● **Set problem**:
Extract every line of the material that holds the string "Exams".

-- begin --

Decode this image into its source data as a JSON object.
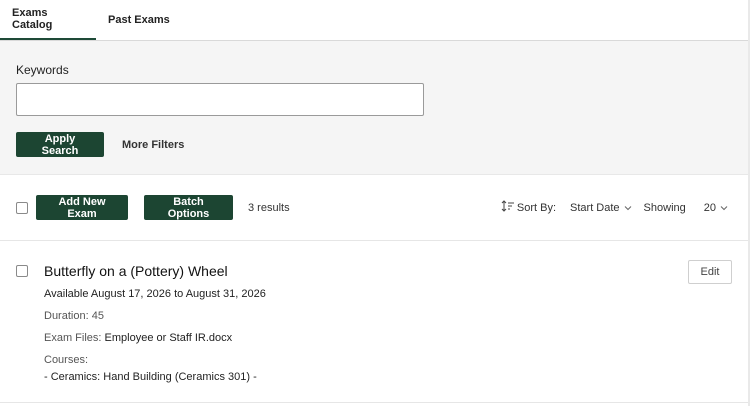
{
  "tabs": [
    {
      "label": "Exams Catalog",
      "active": true
    },
    {
      "label": "Past Exams",
      "active": false
    }
  ],
  "search": {
    "keywords_label": "Keywords",
    "keywords_value": "",
    "apply_label": "Apply Search",
    "more_filters_label": "More Filters"
  },
  "toolbar": {
    "add_label": "Add New Exam",
    "batch_label": "Batch Options",
    "results_text": "3 results",
    "sort_by_label": "Sort By:",
    "sort_value": "Start Date",
    "showing_label": "Showing",
    "showing_value": "20"
  },
  "exam": {
    "title": "Butterfly on a (Pottery) Wheel",
    "availability": "Available August 17, 2026 to August 31, 2026",
    "duration_label": "Duration:",
    "duration_value": "45",
    "files_label": "Exam Files:",
    "files_value": "Employee or Staff IR.docx",
    "courses_label": "Courses:",
    "courses_value": "- Ceramics: Hand Building (Ceramics 301) -",
    "edit_label": "Edit"
  },
  "colors": {
    "primary": "#1c4532",
    "tab_underline": "#1e4a37",
    "panel_bg": "#f5f5f5"
  },
  "icons": {
    "sort": "sort-order-icon",
    "chevron": "chevron-down-icon"
  }
}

-- end --

● **Solution**:
      "label": "Exams Catalog",
      "label": "Past Exams",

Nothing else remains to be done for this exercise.